- _Excerpted data_
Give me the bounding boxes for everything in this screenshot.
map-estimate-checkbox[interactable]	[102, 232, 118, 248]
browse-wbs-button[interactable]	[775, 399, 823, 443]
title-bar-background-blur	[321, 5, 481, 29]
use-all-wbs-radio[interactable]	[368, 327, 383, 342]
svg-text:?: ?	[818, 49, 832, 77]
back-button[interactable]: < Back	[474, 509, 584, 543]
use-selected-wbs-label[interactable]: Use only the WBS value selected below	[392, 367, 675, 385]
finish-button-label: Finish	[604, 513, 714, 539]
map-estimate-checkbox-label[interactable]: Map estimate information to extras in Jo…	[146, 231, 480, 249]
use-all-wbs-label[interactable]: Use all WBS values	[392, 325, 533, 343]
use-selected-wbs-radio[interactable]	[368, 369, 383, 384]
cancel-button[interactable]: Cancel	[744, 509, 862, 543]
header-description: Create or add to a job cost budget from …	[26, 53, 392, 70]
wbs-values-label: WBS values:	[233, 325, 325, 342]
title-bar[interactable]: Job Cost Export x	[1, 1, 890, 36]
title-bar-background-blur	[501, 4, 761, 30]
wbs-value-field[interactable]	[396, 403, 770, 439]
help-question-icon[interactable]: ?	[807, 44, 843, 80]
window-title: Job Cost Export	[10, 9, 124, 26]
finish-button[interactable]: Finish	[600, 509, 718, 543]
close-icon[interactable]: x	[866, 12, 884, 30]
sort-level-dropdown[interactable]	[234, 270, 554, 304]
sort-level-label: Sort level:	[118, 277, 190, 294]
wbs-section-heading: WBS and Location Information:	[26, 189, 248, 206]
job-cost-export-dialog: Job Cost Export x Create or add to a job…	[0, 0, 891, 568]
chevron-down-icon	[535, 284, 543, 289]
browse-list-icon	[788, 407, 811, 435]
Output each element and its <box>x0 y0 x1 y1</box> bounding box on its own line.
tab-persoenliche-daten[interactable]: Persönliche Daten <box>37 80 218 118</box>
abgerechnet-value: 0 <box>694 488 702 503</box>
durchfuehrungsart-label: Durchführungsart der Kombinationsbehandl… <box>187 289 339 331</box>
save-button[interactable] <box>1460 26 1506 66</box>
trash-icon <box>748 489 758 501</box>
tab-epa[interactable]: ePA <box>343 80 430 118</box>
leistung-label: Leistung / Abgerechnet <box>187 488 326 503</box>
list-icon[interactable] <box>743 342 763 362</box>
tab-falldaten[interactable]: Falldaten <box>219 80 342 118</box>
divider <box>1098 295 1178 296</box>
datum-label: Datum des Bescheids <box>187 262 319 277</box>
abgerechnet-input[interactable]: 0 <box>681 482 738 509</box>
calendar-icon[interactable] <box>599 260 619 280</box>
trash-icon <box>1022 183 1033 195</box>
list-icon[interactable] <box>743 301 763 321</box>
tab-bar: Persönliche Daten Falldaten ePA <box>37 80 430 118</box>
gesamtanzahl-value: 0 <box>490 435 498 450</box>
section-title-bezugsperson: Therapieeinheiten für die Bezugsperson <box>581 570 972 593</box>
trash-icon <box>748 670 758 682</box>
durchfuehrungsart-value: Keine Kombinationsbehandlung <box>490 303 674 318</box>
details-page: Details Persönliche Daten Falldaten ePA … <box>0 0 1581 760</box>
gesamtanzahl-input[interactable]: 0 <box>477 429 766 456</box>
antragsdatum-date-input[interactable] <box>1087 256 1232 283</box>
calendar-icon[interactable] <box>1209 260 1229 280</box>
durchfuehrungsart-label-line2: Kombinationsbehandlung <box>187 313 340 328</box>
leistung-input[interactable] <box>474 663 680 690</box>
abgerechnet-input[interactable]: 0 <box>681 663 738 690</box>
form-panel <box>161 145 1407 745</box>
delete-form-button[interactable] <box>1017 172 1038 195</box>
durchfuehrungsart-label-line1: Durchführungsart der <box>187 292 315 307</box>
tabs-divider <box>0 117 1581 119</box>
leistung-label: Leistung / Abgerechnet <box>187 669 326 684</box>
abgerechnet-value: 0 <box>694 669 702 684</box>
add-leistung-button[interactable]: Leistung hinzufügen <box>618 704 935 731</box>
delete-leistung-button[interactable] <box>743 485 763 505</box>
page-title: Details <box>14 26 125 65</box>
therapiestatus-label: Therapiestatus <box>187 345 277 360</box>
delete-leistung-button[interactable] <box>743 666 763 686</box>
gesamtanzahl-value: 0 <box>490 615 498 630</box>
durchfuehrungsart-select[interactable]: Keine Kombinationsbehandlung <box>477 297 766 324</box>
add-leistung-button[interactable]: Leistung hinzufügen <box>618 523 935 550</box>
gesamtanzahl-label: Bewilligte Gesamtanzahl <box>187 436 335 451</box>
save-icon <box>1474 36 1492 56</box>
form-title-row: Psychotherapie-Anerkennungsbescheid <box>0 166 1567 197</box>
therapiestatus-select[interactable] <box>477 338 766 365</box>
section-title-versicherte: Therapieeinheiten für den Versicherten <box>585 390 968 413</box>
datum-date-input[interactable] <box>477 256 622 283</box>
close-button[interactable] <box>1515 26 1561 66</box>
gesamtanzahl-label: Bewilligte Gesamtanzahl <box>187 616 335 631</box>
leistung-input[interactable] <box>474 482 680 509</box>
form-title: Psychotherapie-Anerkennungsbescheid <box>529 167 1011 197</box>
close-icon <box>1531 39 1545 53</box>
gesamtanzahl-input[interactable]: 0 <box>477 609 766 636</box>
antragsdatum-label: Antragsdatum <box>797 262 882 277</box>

- _Your objective_
Rewrite all of the rows above, replacing "Job Cost Export" with "Budget Export" and leaving everything else unchanged.

- _Solution to this exercise_
Give me the bounding boxes for everything in this screenshot.
map-estimate-checkbox[interactable]	[102, 232, 118, 248]
browse-wbs-button[interactable]	[775, 399, 823, 443]
title-bar-background-blur	[321, 5, 481, 29]
use-all-wbs-radio[interactable]	[368, 327, 383, 342]
svg-text:?: ?	[818, 49, 832, 77]
back-button[interactable]: < Back	[474, 509, 584, 543]
use-selected-wbs-label[interactable]: Use only the WBS value selected below	[392, 367, 675, 385]
finish-button-label: Finish	[604, 513, 714, 539]
map-estimate-checkbox-label[interactable]: Map estimate information to extras in Jo…	[146, 231, 480, 249]
use-all-wbs-label[interactable]: Use all WBS values	[392, 325, 533, 343]
use-selected-wbs-radio[interactable]	[368, 369, 383, 384]
cancel-button[interactable]: Cancel	[744, 509, 862, 543]
header-description: Create or add to a job cost budget from …	[26, 53, 392, 70]
wbs-values-label: WBS values:	[233, 325, 325, 342]
title-bar[interactable]: Budget Export x	[1, 1, 890, 36]
title-bar-background-blur	[501, 4, 761, 30]
wbs-value-field[interactable]	[396, 403, 770, 439]
help-question-icon[interactable]: ?	[807, 44, 843, 80]
window-title: Budget Export	[10, 9, 124, 26]
finish-button[interactable]: Finish	[600, 509, 718, 543]
close-icon[interactable]: x	[866, 12, 884, 30]
sort-level-dropdown[interactable]	[234, 270, 554, 304]
sort-level-label: Sort level:	[118, 277, 190, 294]
wbs-section-heading: WBS and Location Information:	[26, 189, 248, 206]
job-cost-export-dialog: Budget Export x Create or add to a job…	[0, 0, 891, 568]
chevron-down-icon	[535, 284, 543, 289]
browse-list-icon	[788, 407, 811, 435]
Output each element and its <box>x0 y0 x1 y1</box> bounding box on its own line.
tab-persoenliche-daten[interactable]: Persönliche Daten <box>37 80 218 118</box>
abgerechnet-value: 0 <box>694 488 702 503</box>
durchfuehrungsart-label: Durchführungsart der Kombinationsbehandl… <box>187 289 339 331</box>
save-button[interactable] <box>1460 26 1506 66</box>
trash-icon <box>748 489 758 501</box>
tab-epa[interactable]: ePA <box>343 80 430 118</box>
leistung-label: Leistung / Abgerechnet <box>187 488 326 503</box>
list-icon[interactable] <box>743 342 763 362</box>
tab-falldaten[interactable]: Falldaten <box>219 80 342 118</box>
divider <box>1098 295 1178 296</box>
datum-label: Datum des Bescheids <box>187 262 319 277</box>
abgerechnet-input[interactable]: 0 <box>681 482 738 509</box>
calendar-icon[interactable] <box>599 260 619 280</box>
trash-icon <box>1022 183 1033 195</box>
list-icon[interactable] <box>743 301 763 321</box>
tab-bar: Persönliche Daten Falldaten ePA <box>37 80 430 118</box>
gesamtanzahl-value: 0 <box>490 435 498 450</box>
section-title-bezugsperson: Therapieeinheiten für die Bezugsperson <box>581 570 972 593</box>
trash-icon <box>748 670 758 682</box>
durchfuehrungsart-value: Keine Kombinationsbehandlung <box>490 303 674 318</box>
details-page: Details Persönliche Daten Falldaten ePA … <box>0 0 1581 760</box>
gesamtanzahl-input[interactable]: 0 <box>477 429 766 456</box>
antragsdatum-date-input[interactable] <box>1087 256 1232 283</box>
calendar-icon[interactable] <box>1209 260 1229 280</box>
durchfuehrungsart-label-line2: Kombinationsbehandlung <box>187 313 340 328</box>
leistung-input[interactable] <box>474 663 680 690</box>
abgerechnet-input[interactable]: 0 <box>681 663 738 690</box>
form-panel <box>161 145 1407 745</box>
delete-form-button[interactable] <box>1017 172 1038 195</box>
durchfuehrungsart-label-line1: Durchführungsart der <box>187 292 315 307</box>
tabs-divider <box>0 117 1581 119</box>
leistung-label: Leistung / Abgerechnet <box>187 669 326 684</box>
abgerechnet-value: 0 <box>694 669 702 684</box>
add-leistung-button[interactable]: Leistung hinzufügen <box>618 704 935 731</box>
delete-leistung-button[interactable] <box>743 485 763 505</box>
page-title: Details <box>14 26 125 65</box>
therapiestatus-label: Therapiestatus <box>187 345 277 360</box>
delete-leistung-button[interactable] <box>743 666 763 686</box>
gesamtanzahl-value: 0 <box>490 615 498 630</box>
durchfuehrungsart-select[interactable]: Keine Kombinationsbehandlung <box>477 297 766 324</box>
add-leistung-button[interactable]: Leistung hinzufügen <box>618 523 935 550</box>
gesamtanzahl-label: Bewilligte Gesamtanzahl <box>187 436 335 451</box>
save-icon <box>1474 36 1492 56</box>
form-title-row: Psychotherapie-Anerkennungsbescheid <box>0 166 1567 197</box>
therapiestatus-select[interactable] <box>477 338 766 365</box>
section-title-versicherte: Therapieeinheiten für den Versicherten <box>585 390 968 413</box>
datum-date-input[interactable] <box>477 256 622 283</box>
close-button[interactable] <box>1515 26 1561 66</box>
gesamtanzahl-label: Bewilligte Gesamtanzahl <box>187 616 335 631</box>
leistung-input[interactable] <box>474 482 680 509</box>
form-title: Psychotherapie-Anerkennungsbescheid <box>529 167 1011 197</box>
close-icon <box>1531 39 1545 53</box>
gesamtanzahl-input[interactable]: 0 <box>477 609 766 636</box>
antragsdatum-label: Antragsdatum <box>797 262 882 277</box>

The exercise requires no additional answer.